◆ ЗАДАНИЕ ◆
Пожалуйста, оформи все записи ниже как таблицу Markdown с двумя колонками: «Номер» для номера строки и «Строка» для самой строки. Пустые строки не включай.

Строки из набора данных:
.....

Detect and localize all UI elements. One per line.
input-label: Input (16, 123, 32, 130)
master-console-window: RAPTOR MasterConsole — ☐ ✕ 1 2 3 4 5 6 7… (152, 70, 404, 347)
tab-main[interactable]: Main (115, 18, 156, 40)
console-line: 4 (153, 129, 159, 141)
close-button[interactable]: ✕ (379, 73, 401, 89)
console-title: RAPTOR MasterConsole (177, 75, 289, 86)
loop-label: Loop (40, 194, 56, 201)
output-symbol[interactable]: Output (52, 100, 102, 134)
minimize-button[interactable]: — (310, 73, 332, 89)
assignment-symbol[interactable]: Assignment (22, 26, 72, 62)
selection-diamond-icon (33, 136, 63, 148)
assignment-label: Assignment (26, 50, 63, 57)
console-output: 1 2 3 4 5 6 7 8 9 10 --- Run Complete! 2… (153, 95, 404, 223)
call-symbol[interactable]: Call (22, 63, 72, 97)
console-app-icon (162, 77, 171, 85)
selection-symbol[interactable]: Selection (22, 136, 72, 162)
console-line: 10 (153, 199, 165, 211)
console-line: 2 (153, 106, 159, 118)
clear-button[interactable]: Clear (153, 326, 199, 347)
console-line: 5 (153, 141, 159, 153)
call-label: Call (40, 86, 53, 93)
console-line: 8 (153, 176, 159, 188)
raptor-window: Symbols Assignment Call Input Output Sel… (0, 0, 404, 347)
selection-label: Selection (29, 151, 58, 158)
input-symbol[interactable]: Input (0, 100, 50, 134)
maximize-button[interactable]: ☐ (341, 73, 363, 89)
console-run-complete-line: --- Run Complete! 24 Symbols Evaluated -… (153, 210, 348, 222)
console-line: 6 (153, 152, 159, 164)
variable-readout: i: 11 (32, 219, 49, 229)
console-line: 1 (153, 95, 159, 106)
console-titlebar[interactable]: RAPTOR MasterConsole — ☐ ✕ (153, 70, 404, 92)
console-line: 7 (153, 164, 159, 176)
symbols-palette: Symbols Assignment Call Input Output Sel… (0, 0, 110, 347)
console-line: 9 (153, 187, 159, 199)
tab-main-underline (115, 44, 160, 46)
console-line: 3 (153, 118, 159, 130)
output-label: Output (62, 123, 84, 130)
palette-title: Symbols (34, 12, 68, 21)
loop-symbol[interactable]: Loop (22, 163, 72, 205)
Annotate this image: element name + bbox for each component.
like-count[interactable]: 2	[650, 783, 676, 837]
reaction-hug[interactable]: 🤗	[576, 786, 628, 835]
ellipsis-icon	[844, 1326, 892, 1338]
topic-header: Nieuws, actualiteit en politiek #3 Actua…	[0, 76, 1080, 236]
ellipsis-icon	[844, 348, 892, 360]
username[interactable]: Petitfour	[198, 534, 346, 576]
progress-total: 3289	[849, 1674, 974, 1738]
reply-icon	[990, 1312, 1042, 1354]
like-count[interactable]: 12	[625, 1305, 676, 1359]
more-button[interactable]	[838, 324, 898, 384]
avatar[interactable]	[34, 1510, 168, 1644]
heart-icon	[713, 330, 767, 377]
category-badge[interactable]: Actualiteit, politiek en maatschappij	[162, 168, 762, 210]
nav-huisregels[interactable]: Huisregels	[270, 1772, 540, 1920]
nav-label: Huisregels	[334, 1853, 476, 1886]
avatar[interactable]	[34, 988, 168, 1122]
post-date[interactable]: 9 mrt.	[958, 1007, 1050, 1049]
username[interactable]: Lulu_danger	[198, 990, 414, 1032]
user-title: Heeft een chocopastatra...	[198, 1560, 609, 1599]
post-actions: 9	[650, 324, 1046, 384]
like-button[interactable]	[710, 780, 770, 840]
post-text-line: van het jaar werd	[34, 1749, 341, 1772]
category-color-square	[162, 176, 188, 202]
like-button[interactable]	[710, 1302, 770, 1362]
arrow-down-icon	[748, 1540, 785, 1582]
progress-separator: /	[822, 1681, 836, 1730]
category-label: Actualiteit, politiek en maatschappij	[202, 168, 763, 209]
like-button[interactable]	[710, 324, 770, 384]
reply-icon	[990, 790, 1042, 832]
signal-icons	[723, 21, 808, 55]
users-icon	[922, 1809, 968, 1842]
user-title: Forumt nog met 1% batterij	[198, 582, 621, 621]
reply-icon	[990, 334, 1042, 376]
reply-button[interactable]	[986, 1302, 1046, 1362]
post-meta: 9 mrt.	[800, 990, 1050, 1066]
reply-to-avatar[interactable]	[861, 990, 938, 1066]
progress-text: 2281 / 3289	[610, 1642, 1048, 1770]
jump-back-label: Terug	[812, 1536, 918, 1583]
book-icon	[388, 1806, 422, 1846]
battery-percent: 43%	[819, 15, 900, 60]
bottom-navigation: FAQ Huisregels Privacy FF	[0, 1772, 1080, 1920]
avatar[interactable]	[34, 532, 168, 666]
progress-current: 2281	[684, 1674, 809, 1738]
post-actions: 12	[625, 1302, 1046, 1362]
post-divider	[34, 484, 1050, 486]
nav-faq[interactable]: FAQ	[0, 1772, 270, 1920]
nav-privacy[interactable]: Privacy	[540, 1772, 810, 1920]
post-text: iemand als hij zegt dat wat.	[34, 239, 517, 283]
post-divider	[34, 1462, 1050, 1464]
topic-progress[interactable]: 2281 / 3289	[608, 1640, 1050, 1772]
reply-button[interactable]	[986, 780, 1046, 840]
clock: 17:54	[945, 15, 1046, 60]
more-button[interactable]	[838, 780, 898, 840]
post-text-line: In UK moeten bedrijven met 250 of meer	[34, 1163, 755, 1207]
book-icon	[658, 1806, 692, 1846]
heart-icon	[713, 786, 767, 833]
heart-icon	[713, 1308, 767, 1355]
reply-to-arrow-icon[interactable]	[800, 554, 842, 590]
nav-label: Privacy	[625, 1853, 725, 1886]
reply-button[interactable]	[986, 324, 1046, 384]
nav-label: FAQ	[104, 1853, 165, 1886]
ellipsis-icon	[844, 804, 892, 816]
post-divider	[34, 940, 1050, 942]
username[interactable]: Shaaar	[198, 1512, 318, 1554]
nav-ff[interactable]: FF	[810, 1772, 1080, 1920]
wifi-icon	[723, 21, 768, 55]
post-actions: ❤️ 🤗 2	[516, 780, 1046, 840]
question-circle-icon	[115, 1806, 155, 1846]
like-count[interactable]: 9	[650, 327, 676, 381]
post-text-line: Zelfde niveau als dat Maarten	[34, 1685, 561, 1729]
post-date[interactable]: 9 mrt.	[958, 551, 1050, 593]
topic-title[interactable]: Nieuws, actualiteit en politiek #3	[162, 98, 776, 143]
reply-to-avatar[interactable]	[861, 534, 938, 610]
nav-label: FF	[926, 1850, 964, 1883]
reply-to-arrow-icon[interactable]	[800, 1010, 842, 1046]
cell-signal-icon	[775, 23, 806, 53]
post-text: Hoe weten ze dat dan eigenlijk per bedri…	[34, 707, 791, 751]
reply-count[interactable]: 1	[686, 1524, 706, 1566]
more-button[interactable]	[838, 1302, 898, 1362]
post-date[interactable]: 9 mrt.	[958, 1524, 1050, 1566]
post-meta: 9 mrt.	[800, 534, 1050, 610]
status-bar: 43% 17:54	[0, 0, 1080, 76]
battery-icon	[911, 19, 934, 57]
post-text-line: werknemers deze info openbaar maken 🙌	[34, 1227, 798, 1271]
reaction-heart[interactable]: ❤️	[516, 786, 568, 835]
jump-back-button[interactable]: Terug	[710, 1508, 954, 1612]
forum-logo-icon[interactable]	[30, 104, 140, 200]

.....

◆ ОТВЕТ К ЗАДАНИЮ ◆
| Номер | Строка |
|---|---|
| 1 | Detect and localize all UI elements. One per line. |
| 2 | input-label: Input (16, 123, 32, 130) |
| 3 | master-console-window: RAPTOR MasterConsole — ☐ ✕ 1 2 3 4 5 6 7… (152, 70, 404, 347) |
| 4 | tab-main[interactable]: Main (115, 18, 156, 40) |
| 5 | console-line: 4 (153, 129, 159, 141) |
| 6 | close-button[interactable]: ✕ (379, 73, 401, 89) |
| 7 | console-title: RAPTOR MasterConsole (177, 75, 289, 86) |
| 8 | loop-label: Loop (40, 194, 56, 201) |
| 9 | output-symbol[interactable]: Output (52, 100, 102, 134) |
| 10 | minimize-button[interactable]: — (310, 73, 332, 89) |
| 11 | assignment-symbol[interactable]: Assignment (22, 26, 72, 62) |
| 12 | selection-diamond-icon (33, 136, 63, 148) |
| 13 | assignment-label: Assignment (26, 50, 63, 57) |
| 14 | console-output: 1 2 3 4 5 6 7 8 9 10 --- Run Complete! 2… (153, 95, 404, 223) |
| 15 | call-symbol[interactable]: Call (22, 63, 72, 97) |
| 16 | console-app-icon (162, 77, 171, 85) |
| 17 | selection-symbol[interactable]: Selection (22, 136, 72, 162) |
| 18 | console-line: 10 (153, 199, 165, 211) |
| 19 | console-line: 2 (153, 106, 159, 118) |
| 20 | clear-button[interactable]: Clear (153, 326, 199, 347) |
| 21 | console-line: 5 (153, 141, 159, 153) |
| 22 | call-label: Call (40, 86, 53, 93) |
| 23 | console-line: 8 (153, 176, 159, 188) |
| 24 | raptor-window: Symbols Assignment Call Input Output Sel… (0, 0, 404, 347) |
| 25 | selection-label: Selection (29, 151, 58, 158) |
| 26 | input-symbol[interactable]: Input (0, 100, 50, 134) |
| 27 | maximize-button[interactable]: ☐ (341, 73, 363, 89) |
| 28 | console-run-complete-line: --- Run Complete! 24 Symbols Evaluated -… (153, 210, 348, 222) |
| 29 | console-line: 6 (153, 152, 159, 164) |
| 30 | variable-readout: i: 11 (32, 219, 49, 229) |
| 31 | console-line: 1 (153, 95, 159, 106) |
| 32 | console-titlebar[interactable]: RAPTOR MasterConsole — ☐ ✕ (153, 70, 404, 92) |
| 33 | console-line: 7 (153, 164, 159, 176) |
| 34 | symbols-palette: Symbols Assignment Call Input Output Sel… (0, 0, 110, 347) |
| 35 | console-line: 9 (153, 187, 159, 199) |
| 36 | tab-main-underline (115, 44, 160, 46) |
| 37 | console-line: 3 (153, 118, 159, 130) |
| 38 | output-label: Output (62, 123, 84, 130) |
| 39 | palette-title: Symbols (34, 12, 68, 21) |
| 40 | loop-symbol[interactable]: Loop (22, 163, 72, 205) |
| 41 | Annotate this image: element name + bbox for each component. |
| 42 | like-count[interactable]: 2	[650, 783, 676, 837] |
| 43 | reaction-hug[interactable]: 🤗	[576, 786, 628, 835] |
| 44 | ellipsis-icon	[844, 1326, 892, 1338] |
| 45 | topic-header: Nieuws, actualiteit en politiek #3 Actua…	[0, 76, 1080, 236] |
| 46 | ellipsis-icon	[844, 348, 892, 360] |
| 47 | username[interactable]: Petitfour	[198, 534, 346, 576] |
| 48 | progress-total: 3289	[849, 1674, 974, 1738] |
| 49 | reply-icon	[990, 1312, 1042, 1354] |
| 50 | like-count[interactable]: 12	[625, 1305, 676, 1359] |
| 51 | more-button[interactable]	[838, 324, 898, 384] |
| 52 | avatar[interactable]	[34, 1510, 168, 1644] |
| 53 | heart-icon	[713, 330, 767, 377] |
| 54 | category-badge[interactable]: Actualiteit, politiek en maatschappij	[162, 168, 762, 210] |
| 55 | nav-huisregels[interactable]: Huisregels	[270, 1772, 540, 1920] |
| 56 | nav-label: Huisregels	[334, 1853, 476, 1886] |
| 57 | avatar[interactable]	[34, 988, 168, 1122] |
| 58 | post-date[interactable]: 9 mrt.	[958, 1007, 1050, 1049] |
| 59 | username[interactable]: Lulu_danger	[198, 990, 414, 1032] |
| 60 | user-title: Heeft een chocopastatra...	[198, 1560, 609, 1599] |
| 61 | post-actions: 9	[650, 324, 1046, 384] |
| 62 | like-button[interactable]	[710, 780, 770, 840] |
| 63 | post-text-line: van het jaar werd	[34, 1749, 341, 1772] |
| 64 | category-color-square	[162, 176, 188, 202] |
| 65 | like-button[interactable]	[710, 1302, 770, 1362] |
| 66 | arrow-down-icon	[748, 1540, 785, 1582] |
| 67 | progress-separator: /	[822, 1681, 836, 1730] |
| 68 | category-label: Actualiteit, politiek en maatschappij	[202, 168, 763, 209] |
| 69 | like-button[interactable]	[710, 324, 770, 384] |
| 70 | reply-icon	[990, 790, 1042, 832] |
| 71 | signal-icons	[723, 21, 808, 55] |
| 72 | users-icon	[922, 1809, 968, 1842] |
| 73 | user-title: Forumt nog met 1% batterij	[198, 582, 621, 621] |
| 74 | reply-icon	[990, 334, 1042, 376] |
| 75 | reply-button[interactable]	[986, 1302, 1046, 1362] |
| 76 | post-meta: 9 mrt.	[800, 990, 1050, 1066] |
| 77 | reply-to-avatar[interactable]	[861, 990, 938, 1066] |
| 78 | progress-text: 2281 / 3289	[610, 1642, 1048, 1770] |
| 79 | jump-back-label: Terug	[812, 1536, 918, 1583] |
| 80 | book-icon	[388, 1806, 422, 1846] |
| 81 | battery-percent: 43%	[819, 15, 900, 60] |
| 82 | bottom-navigation: FAQ Huisregels Privacy FF	[0, 1772, 1080, 1920] |
| 83 | avatar[interactable]	[34, 532, 168, 666] |
| 84 | progress-current: 2281	[684, 1674, 809, 1738] |
| 85 | post-actions: 12	[625, 1302, 1046, 1362] |
| 86 | post-divider	[34, 484, 1050, 486] |
| 87 | nav-faq[interactable]: FAQ	[0, 1772, 270, 1920] |
| 88 | nav-privacy[interactable]: Privacy	[540, 1772, 810, 1920] |
| 89 | post-text: iemand als hij zegt dat wat.	[34, 239, 517, 283] |
| 90 | post-divider	[34, 1462, 1050, 1464] |
| 91 | topic-progress[interactable]: 2281 / 3289	[608, 1640, 1050, 1772] |
| 92 | reply-button[interactable]	[986, 780, 1046, 840] |
| 93 | clock: 17:54	[945, 15, 1046, 60] |
| 94 | more-button[interactable]	[838, 780, 898, 840] |
| 95 | post-text-line: In UK moeten bedrijven met 250 of meer	[34, 1163, 755, 1207] |
| 96 | book-icon	[658, 1806, 692, 1846] |
| 97 | heart-icon	[713, 786, 767, 833] |
| 98 | heart-icon	[713, 1308, 767, 1355] |
| 99 | reply-to-arrow-icon[interactable]	[800, 554, 842, 590] |
| 100 | nav-label: Privacy	[625, 1853, 725, 1886] |
| 101 | reply-button[interactable]	[986, 324, 1046, 384] |
| 102 | nav-label: FAQ	[104, 1853, 165, 1886] |
| 103 | ellipsis-icon	[844, 804, 892, 816] |
| 104 | post-divider	[34, 940, 1050, 942] |
| 105 | username[interactable]: Shaaar	[198, 1512, 318, 1554] |
| 106 | nav-ff[interactable]: FF	[810, 1772, 1080, 1920] |
| 107 | wifi-icon	[723, 21, 768, 55] |
| 108 | post-actions: ❤️ 🤗 2	[516, 780, 1046, 840] |
| 109 | question-circle-icon	[115, 1806, 155, 1846] |
| 110 | like-count[interactable]: 9	[650, 327, 676, 381] |
| 111 | post-text-line: Zelfde niveau als dat Maarten	[34, 1685, 561, 1729] |
| 112 | post-date[interactable]: 9 mrt.	[958, 551, 1050, 593] |
| 113 | topic-title[interactable]: Nieuws, actualiteit en politiek #3	[162, 98, 776, 143] |
| 114 | reply-to-avatar[interactable]	[861, 534, 938, 610] |
| 115 | nav-label: FF	[926, 1850, 964, 1883] |
| 116 | reply-to-arrow-icon[interactable]	[800, 1010, 842, 1046] |
| 117 | cell-signal-icon	[775, 23, 806, 53] |
| 118 | post-text: Hoe weten ze dat dan eigenlijk per bedri…	[34, 707, 791, 751] |
| 119 | reply-count[interactable]: 1	[686, 1524, 706, 1566] |
| 120 | more-button[interactable]	[838, 1302, 898, 1362] |
| 121 | post-date[interactable]: 9 mrt.	[958, 1524, 1050, 1566] |
| 122 | post-meta: 9 mrt.	[800, 534, 1050, 610] |
| 123 | status-bar: 43% 17:54	[0, 0, 1080, 76] |
| 124 | battery-icon	[911, 19, 934, 57] |
| 125 | post-text-line: werknemers deze info openbaar maken 🙌	[34, 1227, 798, 1271] |
| 126 | reaction-heart[interactable]: ❤️	[516, 786, 568, 835] |
| 127 | jump-back-button[interactable]: Terug	[710, 1508, 954, 1612] |
| 128 | forum-logo-icon[interactable]	[30, 104, 140, 200] |